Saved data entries
::::::

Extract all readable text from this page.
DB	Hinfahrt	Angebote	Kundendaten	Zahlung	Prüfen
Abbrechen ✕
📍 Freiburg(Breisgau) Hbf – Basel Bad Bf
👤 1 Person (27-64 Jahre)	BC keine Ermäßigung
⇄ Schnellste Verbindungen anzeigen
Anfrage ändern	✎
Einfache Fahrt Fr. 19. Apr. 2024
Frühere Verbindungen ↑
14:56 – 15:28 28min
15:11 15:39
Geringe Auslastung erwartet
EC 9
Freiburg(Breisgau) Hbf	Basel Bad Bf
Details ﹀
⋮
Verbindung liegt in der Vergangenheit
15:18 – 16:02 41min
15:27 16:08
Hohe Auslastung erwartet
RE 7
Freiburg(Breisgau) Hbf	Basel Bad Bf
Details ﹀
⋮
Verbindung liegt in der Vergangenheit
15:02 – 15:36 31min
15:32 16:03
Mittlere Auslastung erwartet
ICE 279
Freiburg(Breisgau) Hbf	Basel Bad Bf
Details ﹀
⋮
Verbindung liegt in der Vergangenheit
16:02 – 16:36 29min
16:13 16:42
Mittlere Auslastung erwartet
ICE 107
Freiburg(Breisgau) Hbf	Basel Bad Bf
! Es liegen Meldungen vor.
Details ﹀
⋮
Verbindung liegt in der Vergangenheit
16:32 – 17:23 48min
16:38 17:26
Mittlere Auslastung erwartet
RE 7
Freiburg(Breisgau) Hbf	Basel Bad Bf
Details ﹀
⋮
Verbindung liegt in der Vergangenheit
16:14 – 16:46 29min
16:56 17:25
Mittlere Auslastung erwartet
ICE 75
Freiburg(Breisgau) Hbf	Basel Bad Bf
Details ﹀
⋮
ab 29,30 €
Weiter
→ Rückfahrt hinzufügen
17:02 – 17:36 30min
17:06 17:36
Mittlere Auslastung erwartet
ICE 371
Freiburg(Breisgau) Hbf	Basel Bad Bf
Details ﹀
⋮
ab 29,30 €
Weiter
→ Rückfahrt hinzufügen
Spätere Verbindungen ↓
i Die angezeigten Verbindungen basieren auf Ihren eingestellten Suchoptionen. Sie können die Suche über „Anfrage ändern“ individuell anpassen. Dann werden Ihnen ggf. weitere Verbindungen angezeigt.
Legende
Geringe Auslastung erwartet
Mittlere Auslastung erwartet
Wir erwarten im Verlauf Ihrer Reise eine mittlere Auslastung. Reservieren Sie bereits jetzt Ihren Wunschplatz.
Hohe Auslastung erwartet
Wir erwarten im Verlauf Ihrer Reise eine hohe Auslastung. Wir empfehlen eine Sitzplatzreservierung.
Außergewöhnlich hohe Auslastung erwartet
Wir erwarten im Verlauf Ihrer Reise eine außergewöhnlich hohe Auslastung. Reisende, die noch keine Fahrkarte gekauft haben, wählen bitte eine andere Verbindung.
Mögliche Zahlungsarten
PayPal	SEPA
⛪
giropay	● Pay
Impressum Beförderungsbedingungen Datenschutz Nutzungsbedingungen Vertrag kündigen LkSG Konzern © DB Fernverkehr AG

::::::

*Directions:* Search the entries for the word "Reise", then gather every line that has it.

*Task result:*
Wir erwarten im Verlauf Ihrer Reise eine mittlere Auslastung. Reservieren Sie bereits jetzt Ihren Wunschplatz.
Wir erwarten im Verlauf Ihrer Reise eine hohe Auslastung. Wir empfehlen eine Sitzplatzreservierung.
Wir erwarten im Verlauf Ihrer Reise eine außergewöhnlich hohe Auslastung. Reisende, die noch keine Fahrkarte gekauft haben, wählen bitte eine andere Verbindung.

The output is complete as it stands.